Start RECORD EXTRACTS

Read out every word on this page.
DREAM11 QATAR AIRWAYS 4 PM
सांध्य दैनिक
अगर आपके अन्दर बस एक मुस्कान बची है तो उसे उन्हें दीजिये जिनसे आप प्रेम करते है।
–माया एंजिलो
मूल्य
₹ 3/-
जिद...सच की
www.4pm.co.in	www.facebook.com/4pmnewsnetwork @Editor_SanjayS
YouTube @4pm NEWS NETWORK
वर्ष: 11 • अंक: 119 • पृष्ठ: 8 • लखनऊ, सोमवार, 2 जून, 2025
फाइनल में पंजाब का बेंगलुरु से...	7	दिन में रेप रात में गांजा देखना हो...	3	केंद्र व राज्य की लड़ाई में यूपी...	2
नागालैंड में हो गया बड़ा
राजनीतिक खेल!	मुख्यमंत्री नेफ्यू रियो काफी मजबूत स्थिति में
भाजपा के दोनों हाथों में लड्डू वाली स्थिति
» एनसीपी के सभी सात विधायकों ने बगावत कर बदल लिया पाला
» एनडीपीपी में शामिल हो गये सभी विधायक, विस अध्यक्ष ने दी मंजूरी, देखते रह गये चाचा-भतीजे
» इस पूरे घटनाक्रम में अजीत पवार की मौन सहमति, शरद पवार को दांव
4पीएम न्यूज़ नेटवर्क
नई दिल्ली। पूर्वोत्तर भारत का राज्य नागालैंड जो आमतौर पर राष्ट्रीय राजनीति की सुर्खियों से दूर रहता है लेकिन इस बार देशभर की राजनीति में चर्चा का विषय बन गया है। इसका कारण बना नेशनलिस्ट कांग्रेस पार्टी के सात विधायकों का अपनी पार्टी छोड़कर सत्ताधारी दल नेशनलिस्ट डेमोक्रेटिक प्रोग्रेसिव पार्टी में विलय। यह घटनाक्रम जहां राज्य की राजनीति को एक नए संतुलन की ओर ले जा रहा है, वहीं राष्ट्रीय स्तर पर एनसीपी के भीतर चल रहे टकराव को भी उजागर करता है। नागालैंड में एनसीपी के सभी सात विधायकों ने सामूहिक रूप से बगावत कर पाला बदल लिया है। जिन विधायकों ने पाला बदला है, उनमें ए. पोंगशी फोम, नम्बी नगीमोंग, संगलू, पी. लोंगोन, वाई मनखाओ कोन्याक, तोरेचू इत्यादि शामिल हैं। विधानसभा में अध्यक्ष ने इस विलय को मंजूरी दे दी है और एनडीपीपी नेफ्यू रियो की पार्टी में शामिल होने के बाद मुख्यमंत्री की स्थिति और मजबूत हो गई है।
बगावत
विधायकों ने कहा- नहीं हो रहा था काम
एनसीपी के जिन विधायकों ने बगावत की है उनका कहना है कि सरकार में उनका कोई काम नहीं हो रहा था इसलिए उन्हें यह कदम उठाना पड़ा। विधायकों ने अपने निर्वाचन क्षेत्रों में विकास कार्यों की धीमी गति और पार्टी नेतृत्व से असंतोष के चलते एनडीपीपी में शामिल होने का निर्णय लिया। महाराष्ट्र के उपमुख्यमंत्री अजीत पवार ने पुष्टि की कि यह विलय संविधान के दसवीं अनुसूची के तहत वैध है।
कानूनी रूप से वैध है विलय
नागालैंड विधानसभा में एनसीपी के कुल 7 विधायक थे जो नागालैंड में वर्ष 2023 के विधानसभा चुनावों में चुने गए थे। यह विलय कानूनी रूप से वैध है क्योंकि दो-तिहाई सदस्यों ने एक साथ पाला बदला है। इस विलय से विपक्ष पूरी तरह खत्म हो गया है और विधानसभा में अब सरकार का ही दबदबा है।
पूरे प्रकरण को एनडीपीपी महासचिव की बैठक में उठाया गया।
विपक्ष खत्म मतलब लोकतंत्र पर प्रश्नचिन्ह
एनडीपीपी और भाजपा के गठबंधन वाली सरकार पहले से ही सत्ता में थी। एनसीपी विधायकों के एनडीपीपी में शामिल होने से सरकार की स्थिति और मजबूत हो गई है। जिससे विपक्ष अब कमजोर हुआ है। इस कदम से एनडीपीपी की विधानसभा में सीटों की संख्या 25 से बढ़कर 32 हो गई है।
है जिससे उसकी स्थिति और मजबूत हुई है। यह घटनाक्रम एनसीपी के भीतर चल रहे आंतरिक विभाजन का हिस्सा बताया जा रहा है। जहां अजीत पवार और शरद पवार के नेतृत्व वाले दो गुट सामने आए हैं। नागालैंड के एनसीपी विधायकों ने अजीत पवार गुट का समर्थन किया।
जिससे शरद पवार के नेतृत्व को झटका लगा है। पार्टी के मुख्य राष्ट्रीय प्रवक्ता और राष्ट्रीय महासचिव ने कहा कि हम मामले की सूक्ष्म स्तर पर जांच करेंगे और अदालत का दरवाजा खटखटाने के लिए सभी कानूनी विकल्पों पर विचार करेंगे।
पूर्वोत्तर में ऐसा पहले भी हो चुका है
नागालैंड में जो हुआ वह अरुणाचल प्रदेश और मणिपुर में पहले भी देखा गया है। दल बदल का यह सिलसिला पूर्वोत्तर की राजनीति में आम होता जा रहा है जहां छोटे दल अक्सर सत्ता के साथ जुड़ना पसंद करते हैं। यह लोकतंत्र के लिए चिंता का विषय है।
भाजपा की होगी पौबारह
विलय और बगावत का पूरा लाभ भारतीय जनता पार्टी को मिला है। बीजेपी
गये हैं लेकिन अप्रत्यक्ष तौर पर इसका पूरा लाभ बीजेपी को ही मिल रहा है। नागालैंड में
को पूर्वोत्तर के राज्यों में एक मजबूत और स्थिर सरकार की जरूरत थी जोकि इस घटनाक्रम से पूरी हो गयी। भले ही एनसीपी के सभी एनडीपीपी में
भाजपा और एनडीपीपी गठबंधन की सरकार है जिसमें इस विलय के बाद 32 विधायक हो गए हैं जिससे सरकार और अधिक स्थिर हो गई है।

End RECORD EXTRACTS

▶ _WORK TO BE COMPLETED_: Every entry should be printed again exactly as written.

▶ _RESULT FOR THIS TASK_:
Read out every word on this page.
DREAM11 QATAR AIRWAYS 4 PM
सांध्य दैनिक
अगर आपके अन्दर बस एक मुस्कान बची है तो उसे उन्हें दीजिये जिनसे आप प्रेम करते है।
–माया एंजिलो
मूल्य
₹ 3/-
जिद...सच की
www.4pm.co.in	www.facebook.com/4pmnewsnetwork @Editor_SanjayS
YouTube @4pm NEWS NETWORK
वर्ष: 11 • अंक: 119 • पृष्ठ: 8 • लखनऊ, सोमवार, 2 जून, 2025
फाइनल में पंजाब का बेंगलुरु से...	7	दिन में रेप रात में गांजा देखना हो...	3	केंद्र व राज्य की लड़ाई में यूपी...	2
नागालैंड में हो गया बड़ा
राजनीतिक खेल!	मुख्यमंत्री नेफ्यू रियो काफी मजबूत स्थिति में
भाजपा के दोनों हाथों में लड्डू वाली स्थिति
» एनसीपी के सभी सात विधायकों ने बगावत कर बदल लिया पाला
» एनडीपीपी में शामिल हो गये सभी विधायक, विस अध्यक्ष ने दी मंजूरी, देखते रह गये चाचा-भतीजे
» इस पूरे घटनाक्रम में अजीत पवार की मौन सहमति, शरद पवार को दांव
4पीएम न्यूज़ नेटवर्क
नई दिल्ली। पूर्वोत्तर भारत का राज्य नागालैंड जो आमतौर पर राष्ट्रीय राजनीति की सुर्खियों से दूर रहता है लेकिन इस बार देशभर की राजनीति में चर्चा का विषय बन गया है। इसका कारण बना नेशनलिस्ट कांग्रेस पार्टी के सात विधायकों का अपनी पार्टी छोड़कर सत्ताधारी दल नेशनलिस्ट डेमोक्रेटिक प्रोग्रेसिव पार्टी में विलय। यह घटनाक्रम जहां राज्य की राजनीति को एक नए संतुलन की ओर ले जा रहा है, वहीं राष्ट्रीय स्तर पर एनसीपी के भीतर चल रहे टकराव को भी उजागर करता है। नागालैंड में एनसीपी के सभी सात विधायकों ने सामूहिक रूप से बगावत कर पाला बदल लिया है। जिन विधायकों ने पाला बदला है, उनमें ए. पोंगशी फोम, नम्बी नगीमोंग, संगलू, पी. लोंगोन, वाई मनखाओ कोन्याक, तोरेचू इत्यादि शामिल हैं। विधानसभा में अध्यक्ष ने इस विलय को मंजूरी दे दी है और एनडीपीपी नेफ्यू रियो की पार्टी में शामिल होने के बाद मुख्यमंत्री की स्थिति और मजबूत हो गई है।
बगावत
विधायकों ने कहा- नहीं हो रहा था काम
एनसीपी के जिन विधायकों ने बगावत की है उनका कहना है कि सरकार में उनका कोई काम नहीं हो रहा था इसलिए उन्हें यह कदम उठाना पड़ा। विधायकों ने अपने निर्वाचन क्षेत्रों में विकास कार्यों की धीमी गति और पार्टी नेतृत्व से असंतोष के चलते एनडीपीपी में शामिल होने का निर्णय लिया। महाराष्ट्र के उपमुख्यमंत्री अजीत पवार ने पुष्टि की कि यह विलय संविधान के दसवीं अनुसूची के तहत वैध है।
कानूनी रूप से वैध है विलय
नागालैंड विधानसभा में एनसीपी के कुल 7 विधायक थे जो नागालैंड में वर्ष 2023 के विधानसभा चुनावों में चुने गए थे। यह विलय कानूनी रूप से वैध है क्योंकि दो-तिहाई सदस्यों ने एक साथ पाला बदला है। इस विलय से विपक्ष पूरी तरह खत्म हो गया है और विधानसभा में अब सरकार का ही दबदबा है।
पूरे प्रकरण को एनडीपीपी महासचिव की बैठक में उठाया गया।
विपक्ष खत्म मतलब लोकतंत्र पर प्रश्नचिन्ह
एनडीपीपी और भाजपा के गठबंधन वाली सरकार पहले से ही सत्ता में थी। एनसीपी विधायकों के एनडीपीपी में शामिल होने से सरकार की स्थिति और मजबूत हो गई है। जिससे विपक्ष अब कमजोर हुआ है। इस कदम से एनडीपीपी की विधानसभा में सीटों की संख्या 25 से बढ़कर 32 हो गई है।
है जिससे उसकी स्थिति और मजबूत हुई है। यह घटनाक्रम एनसीपी के भीतर चल रहे आंतरिक विभाजन का हिस्सा बताया जा रहा है। जहां अजीत पवार और शरद पवार के नेतृत्व वाले दो गुट सामने आए हैं। नागालैंड के एनसीपी विधायकों ने अजीत पवार गुट का समर्थन किया।
जिससे शरद पवार के नेतृत्व को झटका लगा है। पार्टी के मुख्य राष्ट्रीय प्रवक्ता और राष्ट्रीय महासचिव ने कहा कि हम मामले की सूक्ष्म स्तर पर जांच करेंगे और अदालत का दरवाजा खटखटाने के लिए सभी कानूनी विकल्पों पर विचार करेंगे।
पूर्वोत्तर में ऐसा पहले भी हो चुका है
नागालैंड में जो हुआ वह अरुणाचल प्रदेश और मणिपुर में पहले भी देखा गया है। दल बदल का यह सिलसिला पूर्वोत्तर की राजनीति में आम होता जा रहा है जहां छोटे दल अक्सर सत्ता के साथ जुड़ना पसंद करते हैं। यह लोकतंत्र के लिए चिंता का विषय है।
भाजपा की होगी पौबारह
विलय और बगावत का पूरा लाभ भारतीय जनता पार्टी को मिला है। बीजेपी
गये हैं लेकिन अप्रत्यक्ष तौर पर इसका पूरा लाभ बीजेपी को ही मिल रहा है। नागालैंड में
को पूर्वोत्तर के राज्यों में एक मजबूत और स्थिर सरकार की जरूरत थी जोकि इस घटनाक्रम से पूरी हो गयी। भले ही एनसीपी के सभी एनडीपीपी में
भाजपा और एनडीपीपी गठबंधन की सरकार है जिसमें इस विलय के बाद 32 विधायक हो गए हैं जिससे सरकार और अधिक स्थिर हो गई है।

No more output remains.